* **STATED EXERCISE**: Every line with the word "Tuscany" in it should be extracted from the data that follows.

* **ENTRIES SHOWN**:
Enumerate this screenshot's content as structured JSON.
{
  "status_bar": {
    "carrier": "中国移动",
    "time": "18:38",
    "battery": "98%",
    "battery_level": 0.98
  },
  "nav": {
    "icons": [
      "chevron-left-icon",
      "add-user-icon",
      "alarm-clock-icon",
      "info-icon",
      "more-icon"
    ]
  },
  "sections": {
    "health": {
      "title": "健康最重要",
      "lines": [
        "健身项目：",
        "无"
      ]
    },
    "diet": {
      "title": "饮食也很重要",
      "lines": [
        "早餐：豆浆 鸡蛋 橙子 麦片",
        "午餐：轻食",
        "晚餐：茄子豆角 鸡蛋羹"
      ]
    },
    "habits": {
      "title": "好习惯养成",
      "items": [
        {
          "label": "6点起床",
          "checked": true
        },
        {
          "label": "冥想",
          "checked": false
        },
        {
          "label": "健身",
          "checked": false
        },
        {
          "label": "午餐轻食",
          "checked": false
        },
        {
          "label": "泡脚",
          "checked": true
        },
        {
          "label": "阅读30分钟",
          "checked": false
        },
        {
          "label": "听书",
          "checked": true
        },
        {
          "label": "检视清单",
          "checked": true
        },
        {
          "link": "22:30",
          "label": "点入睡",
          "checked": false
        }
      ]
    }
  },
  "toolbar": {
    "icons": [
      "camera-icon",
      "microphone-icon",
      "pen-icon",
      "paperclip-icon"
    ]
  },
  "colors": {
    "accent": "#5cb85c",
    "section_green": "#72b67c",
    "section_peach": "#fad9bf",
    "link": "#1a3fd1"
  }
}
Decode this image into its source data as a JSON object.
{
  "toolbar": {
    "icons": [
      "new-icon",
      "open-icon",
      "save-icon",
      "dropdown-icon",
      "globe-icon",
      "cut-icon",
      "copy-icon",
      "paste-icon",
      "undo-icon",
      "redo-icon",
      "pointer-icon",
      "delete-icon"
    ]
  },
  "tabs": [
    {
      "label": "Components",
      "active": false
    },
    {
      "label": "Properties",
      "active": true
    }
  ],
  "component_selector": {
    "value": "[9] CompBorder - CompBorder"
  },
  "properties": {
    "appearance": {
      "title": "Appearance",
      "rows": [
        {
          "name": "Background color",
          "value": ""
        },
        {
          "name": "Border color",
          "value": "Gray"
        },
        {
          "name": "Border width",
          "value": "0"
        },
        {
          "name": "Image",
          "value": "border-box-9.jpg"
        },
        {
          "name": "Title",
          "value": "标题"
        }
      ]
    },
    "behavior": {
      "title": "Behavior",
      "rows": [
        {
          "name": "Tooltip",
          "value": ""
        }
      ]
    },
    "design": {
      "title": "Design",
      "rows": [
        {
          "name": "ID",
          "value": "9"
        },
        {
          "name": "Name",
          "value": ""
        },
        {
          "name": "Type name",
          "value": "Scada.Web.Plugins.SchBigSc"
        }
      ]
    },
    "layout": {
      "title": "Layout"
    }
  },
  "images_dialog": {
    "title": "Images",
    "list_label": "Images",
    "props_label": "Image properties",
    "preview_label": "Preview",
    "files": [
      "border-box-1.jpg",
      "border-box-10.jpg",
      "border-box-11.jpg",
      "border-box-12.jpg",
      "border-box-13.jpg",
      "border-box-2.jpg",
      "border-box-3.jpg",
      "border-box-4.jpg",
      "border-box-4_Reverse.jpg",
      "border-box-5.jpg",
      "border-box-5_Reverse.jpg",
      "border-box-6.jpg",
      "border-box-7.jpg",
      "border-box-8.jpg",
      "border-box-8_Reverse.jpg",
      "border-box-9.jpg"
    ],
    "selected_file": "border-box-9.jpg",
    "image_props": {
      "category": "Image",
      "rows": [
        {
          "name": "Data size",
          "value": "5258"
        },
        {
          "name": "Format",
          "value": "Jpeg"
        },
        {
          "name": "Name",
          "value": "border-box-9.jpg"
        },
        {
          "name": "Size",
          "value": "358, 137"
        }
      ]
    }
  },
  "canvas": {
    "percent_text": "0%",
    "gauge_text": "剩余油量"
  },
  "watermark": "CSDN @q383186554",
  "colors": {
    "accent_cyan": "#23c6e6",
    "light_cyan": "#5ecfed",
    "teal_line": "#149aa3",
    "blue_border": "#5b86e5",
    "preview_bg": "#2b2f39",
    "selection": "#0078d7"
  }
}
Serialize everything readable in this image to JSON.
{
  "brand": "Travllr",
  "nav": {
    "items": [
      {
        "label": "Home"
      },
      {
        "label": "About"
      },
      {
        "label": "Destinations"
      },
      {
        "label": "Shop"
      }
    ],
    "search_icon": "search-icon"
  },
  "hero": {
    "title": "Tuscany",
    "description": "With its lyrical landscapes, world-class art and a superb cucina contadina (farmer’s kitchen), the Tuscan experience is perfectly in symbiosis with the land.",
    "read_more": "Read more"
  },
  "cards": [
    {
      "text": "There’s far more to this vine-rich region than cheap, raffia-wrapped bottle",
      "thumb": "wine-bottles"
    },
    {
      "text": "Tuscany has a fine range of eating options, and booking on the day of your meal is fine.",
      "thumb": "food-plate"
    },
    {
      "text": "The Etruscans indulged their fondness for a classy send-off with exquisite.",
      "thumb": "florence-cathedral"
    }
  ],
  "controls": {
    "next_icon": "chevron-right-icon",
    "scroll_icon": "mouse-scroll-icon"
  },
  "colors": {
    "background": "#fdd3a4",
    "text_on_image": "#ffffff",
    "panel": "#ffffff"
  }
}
...
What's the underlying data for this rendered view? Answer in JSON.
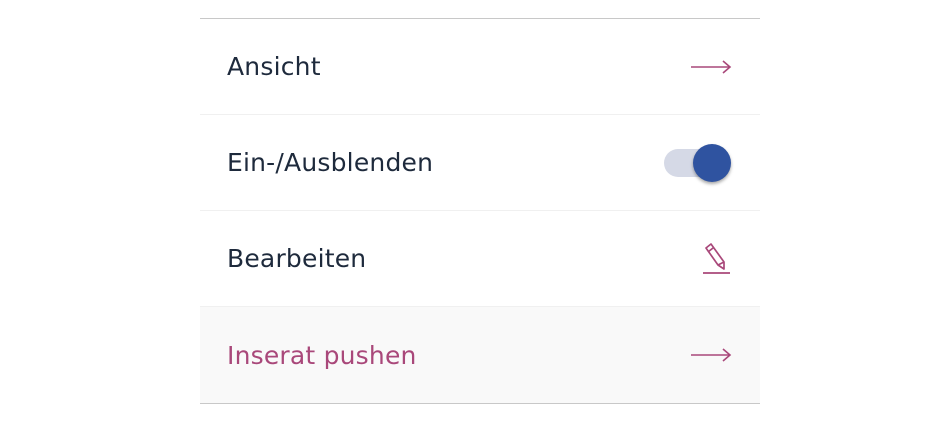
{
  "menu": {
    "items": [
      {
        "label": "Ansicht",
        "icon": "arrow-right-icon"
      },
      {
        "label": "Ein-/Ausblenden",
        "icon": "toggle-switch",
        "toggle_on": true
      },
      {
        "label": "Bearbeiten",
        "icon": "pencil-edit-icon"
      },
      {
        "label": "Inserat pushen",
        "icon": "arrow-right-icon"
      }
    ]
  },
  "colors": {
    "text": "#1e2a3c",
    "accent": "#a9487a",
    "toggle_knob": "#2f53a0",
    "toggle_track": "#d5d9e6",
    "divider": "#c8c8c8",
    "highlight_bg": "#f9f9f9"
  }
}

* **REPLY**:
    "title": "Tuscany",
      "text": "Tuscany has a fine range of eating options, and booking on the day of your meal is fine.",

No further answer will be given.